» What needs to be done
Your task is to copy the listing exactly, with the pictures left out.

** START Dataset excerpts **

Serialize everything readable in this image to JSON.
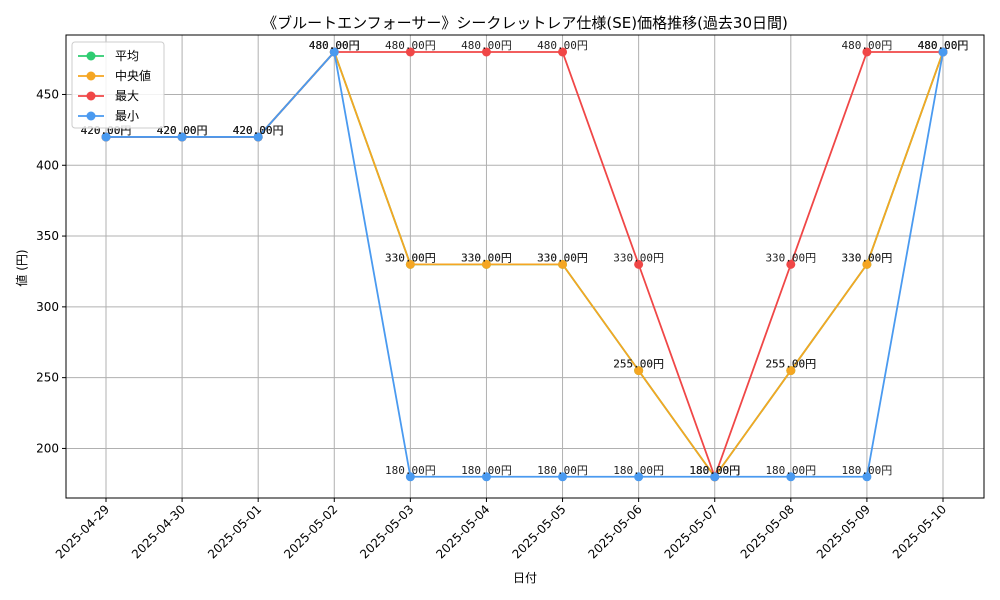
{
  "chart_data": {
    "type": "line",
    "title": "《ブルートエンフォーサー》シークレットレア仕様(SE)価格推移(過去30日間)",
    "xlabel": "日付",
    "ylabel": "値 (円)",
    "ylim": [
      165,
      492
    ],
    "yticks": [
      200,
      250,
      300,
      350,
      400,
      450
    ],
    "grid": true,
    "legend_position": "top-left",
    "categories": [
      "2025-04-29",
      "2025-04-30",
      "2025-05-01",
      "2025-05-02",
      "2025-05-03",
      "2025-05-04",
      "2025-05-05",
      "2025-05-06",
      "2025-05-07",
      "2025-05-08",
      "2025-05-09",
      "2025-05-10"
    ],
    "series": [
      {
        "name": "平均",
        "color": "#2ecc71",
        "values": [
          420,
          420,
          420,
          480,
          330,
          330,
          330,
          255,
          180,
          255,
          330,
          480
        ],
        "labels": [
          "420.00円",
          "420.00円",
          "420.00円",
          "480.00円",
          "330.00円",
          "330.00円",
          "330.00円",
          "255.00円",
          "180.00円",
          "255.00円",
          "330.00円",
          "480.00円"
        ]
      },
      {
        "name": "中央値",
        "color": "#f5a623",
        "values": [
          420,
          420,
          420,
          480,
          330,
          330,
          330,
          255,
          180,
          255,
          330,
          480
        ],
        "labels": [
          "420.00円",
          "420.00円",
          "420.00円",
          "480.00円",
          "330.00円",
          "330.00円",
          "330.00円",
          "255.00円",
          "180.00円",
          "255.00円",
          "330.00円",
          "480.00円"
        ]
      },
      {
        "name": "最大",
        "color": "#f04747",
        "values": [
          420,
          420,
          420,
          480,
          480,
          480,
          480,
          330,
          180,
          330,
          480,
          480
        ],
        "labels": [
          "420.00円",
          "420.00円",
          "420.00円",
          "480.00円",
          "480.00円",
          "480.00円",
          "480.00円",
          "330.00円",
          "180.00円",
          "330.00円",
          "480.00円",
          "480.00円"
        ]
      },
      {
        "name": "最小",
        "color": "#4a9af0",
        "values": [
          420,
          420,
          420,
          480,
          180,
          180,
          180,
          180,
          180,
          180,
          180,
          480
        ],
        "labels": [
          "420.00円",
          "420.00円",
          "420.00円",
          "480.00円",
          "180.00円",
          "180.00円",
          "180.00円",
          "180.00円",
          "180.00円",
          "180.00円",
          "180.00円",
          "480.00円"
        ]
      }
    ]
  }
}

** END Dataset excerpts **

» The completed task
Serialize everything readable in this image to JSON.
{
  "chart_data": {
    "type": "line",
    "title": "《ブルートエンフォーサー》シークレットレア仕様(SE)価格推移(過去30日間)",
    "xlabel": "日付",
    "ylabel": "値 (円)",
    "ylim": [
      165,
      492
    ],
    "yticks": [
      200,
      250,
      300,
      350,
      400,
      450
    ],
    "grid": true,
    "legend_position": "top-left",
    "categories": [
      "2025-04-29",
      "2025-04-30",
      "2025-05-01",
      "2025-05-02",
      "2025-05-03",
      "2025-05-04",
      "2025-05-05",
      "2025-05-06",
      "2025-05-07",
      "2025-05-08",
      "2025-05-09",
      "2025-05-10"
    ],
    "series": [
      {
        "name": "平均",
        "color": "#2ecc71",
        "values": [
          420,
          420,
          420,
          480,
          330,
          330,
          330,
          255,
          180,
          255,
          330,
          480
        ],
        "labels": [
          "420.00円",
          "420.00円",
          "420.00円",
          "480.00円",
          "330.00円",
          "330.00円",
          "330.00円",
          "255.00円",
          "180.00円",
          "255.00円",
          "330.00円",
          "480.00円"
        ]
      },
      {
        "name": "中央値",
        "color": "#f5a623",
        "values": [
          420,
          420,
          420,
          480,
          330,
          330,
          330,
          255,
          180,
          255,
          330,
          480
        ],
        "labels": [
          "420.00円",
          "420.00円",
          "420.00円",
          "480.00円",
          "330.00円",
          "330.00円",
          "330.00円",
          "255.00円",
          "180.00円",
          "255.00円",
          "330.00円",
          "480.00円"
        ]
      },
      {
        "name": "最大",
        "color": "#f04747",
        "values": [
          420,
          420,
          420,
          480,
          480,
          480,
          480,
          330,
          180,
          330,
          480,
          480
        ],
        "labels": [
          "420.00円",
          "420.00円",
          "420.00円",
          "480.00円",
          "480.00円",
          "480.00円",
          "480.00円",
          "330.00円",
          "180.00円",
          "330.00円",
          "480.00円",
          "480.00円"
        ]
      },
      {
        "name": "最小",
        "color": "#4a9af0",
        "values": [
          420,
          420,
          420,
          480,
          180,
          180,
          180,
          180,
          180,
          180,
          180,
          480
        ],
        "labels": [
          "420.00円",
          "420.00円",
          "420.00円",
          "480.00円",
          "180.00円",
          "180.00円",
          "180.00円",
          "180.00円",
          "180.00円",
          "180.00円",
          "180.00円",
          "480.00円"
        ]
      }
    ]
  }
}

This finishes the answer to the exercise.